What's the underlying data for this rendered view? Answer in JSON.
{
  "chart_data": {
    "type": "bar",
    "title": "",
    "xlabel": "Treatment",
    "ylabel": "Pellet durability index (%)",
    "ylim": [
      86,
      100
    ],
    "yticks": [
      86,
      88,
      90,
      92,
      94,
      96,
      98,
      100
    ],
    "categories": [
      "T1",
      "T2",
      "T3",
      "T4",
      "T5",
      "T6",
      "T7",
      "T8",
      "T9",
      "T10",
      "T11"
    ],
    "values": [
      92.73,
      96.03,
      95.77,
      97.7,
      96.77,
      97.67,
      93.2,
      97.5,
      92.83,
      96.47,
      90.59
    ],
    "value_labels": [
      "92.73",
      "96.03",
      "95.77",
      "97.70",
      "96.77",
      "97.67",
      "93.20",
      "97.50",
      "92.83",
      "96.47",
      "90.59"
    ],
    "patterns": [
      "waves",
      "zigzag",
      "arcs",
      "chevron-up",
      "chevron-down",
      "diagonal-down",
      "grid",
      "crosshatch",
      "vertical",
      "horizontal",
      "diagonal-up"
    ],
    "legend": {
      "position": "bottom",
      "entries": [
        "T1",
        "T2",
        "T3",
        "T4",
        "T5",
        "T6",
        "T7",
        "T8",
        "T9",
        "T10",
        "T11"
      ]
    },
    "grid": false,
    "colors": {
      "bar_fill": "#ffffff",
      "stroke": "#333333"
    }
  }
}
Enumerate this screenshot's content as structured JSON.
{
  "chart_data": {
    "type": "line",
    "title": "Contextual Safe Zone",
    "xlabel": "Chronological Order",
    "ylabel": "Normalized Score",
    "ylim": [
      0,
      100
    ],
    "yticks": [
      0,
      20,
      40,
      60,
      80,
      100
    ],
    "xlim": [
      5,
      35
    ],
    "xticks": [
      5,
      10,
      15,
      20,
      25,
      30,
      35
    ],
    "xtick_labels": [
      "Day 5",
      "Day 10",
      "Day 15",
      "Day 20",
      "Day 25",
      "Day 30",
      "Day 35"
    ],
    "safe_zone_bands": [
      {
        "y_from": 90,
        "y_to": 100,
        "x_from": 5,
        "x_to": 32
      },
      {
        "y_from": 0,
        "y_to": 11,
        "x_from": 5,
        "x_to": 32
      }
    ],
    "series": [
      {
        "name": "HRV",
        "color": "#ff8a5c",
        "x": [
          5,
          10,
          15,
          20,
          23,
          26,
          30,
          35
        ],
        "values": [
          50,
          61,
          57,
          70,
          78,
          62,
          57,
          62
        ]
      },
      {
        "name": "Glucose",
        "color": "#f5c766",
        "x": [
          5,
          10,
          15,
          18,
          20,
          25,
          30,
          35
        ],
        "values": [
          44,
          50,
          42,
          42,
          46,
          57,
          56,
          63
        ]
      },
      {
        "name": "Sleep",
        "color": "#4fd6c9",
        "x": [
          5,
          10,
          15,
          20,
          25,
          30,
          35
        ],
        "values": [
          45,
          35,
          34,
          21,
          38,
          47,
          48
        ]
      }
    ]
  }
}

__________________________________________________

Problem to solve — Retype the material in full, character for character.

Output for this exercise —
What's the underlying data for this rendered view? Answer in JSON.
{
  "chart_data": {
    "type": "bar",
    "title": "",
    "xlabel": "Treatment",
    "ylabel": "Pellet durability index (%)",
    "ylim": [
      86,
      100
    ],
    "yticks": [
      86,
      88,
      90,
      92,
      94,
      96,
      98,
      100
    ],
    "categories": [
      "T1",
      "T2",
      "T3",
      "T4",
      "T5",
      "T6",
      "T7",
      "T8",
      "T9",
      "T10",
      "T11"
    ],
    "values": [
      92.73,
      96.03,
      95.77,
      97.7,
      96.77,
      97.67,
      93.2,
      97.5,
      92.83,
      96.47,
      90.59
    ],
    "value_labels": [
      "92.73",
      "96.03",
      "95.77",
      "97.70",
      "96.77",
      "97.67",
      "93.20",
      "97.50",
      "92.83",
      "96.47",
      "90.59"
    ],
    "patterns": [
      "waves",
      "zigzag",
      "arcs",
      "chevron-up",
      "chevron-down",
      "diagonal-down",
      "grid",
      "crosshatch",
      "vertical",
      "horizontal",
      "diagonal-up"
    ],
    "legend": {
      "position": "bottom",
      "entries": [
        "T1",
        "T2",
        "T3",
        "T4",
        "T5",
        "T6",
        "T7",
        "T8",
        "T9",
        "T10",
        "T11"
      ]
    },
    "grid": false,
    "colors": {
      "bar_fill": "#ffffff",
      "stroke": "#333333"
    }
  }
}
Enumerate this screenshot's content as structured JSON.
{
  "chart_data": {
    "type": "line",
    "title": "Contextual Safe Zone",
    "xlabel": "Chronological Order",
    "ylabel": "Normalized Score",
    "ylim": [
      0,
      100
    ],
    "yticks": [
      0,
      20,
      40,
      60,
      80,
      100
    ],
    "xlim": [
      5,
      35
    ],
    "xticks": [
      5,
      10,
      15,
      20,
      25,
      30,
      35
    ],
    "xtick_labels": [
      "Day 5",
      "Day 10",
      "Day 15",
      "Day 20",
      "Day 25",
      "Day 30",
      "Day 35"
    ],
    "safe_zone_bands": [
      {
        "y_from": 90,
        "y_to": 100,
        "x_from": 5,
        "x_to": 32
      },
      {
        "y_from": 0,
        "y_to": 11,
        "x_from": 5,
        "x_to": 32
      }
    ],
    "series": [
      {
        "name": "HRV",
        "color": "#ff8a5c",
        "x": [
          5,
          10,
          15,
          20,
          23,
          26,
          30,
          35
        ],
        "values": [
          50,
          61,
          57,
          70,
          78,
          62,
          57,
          62
        ]
      },
      {
        "name": "Glucose",
        "color": "#f5c766",
        "x": [
          5,
          10,
          15,
          18,
          20,
          25,
          30,
          35
        ],
        "values": [
          44,
          50,
          42,
          42,
          46,
          57,
          56,
          63
        ]
      },
      {
        "name": "Sleep",
        "color": "#4fd6c9",
        "x": [
          5,
          10,
          15,
          20,
          25,
          30,
          35
        ],
        "values": [
          45,
          35,
          34,
          21,
          38,
          47,
          48
        ]
      }
    ]
  }
}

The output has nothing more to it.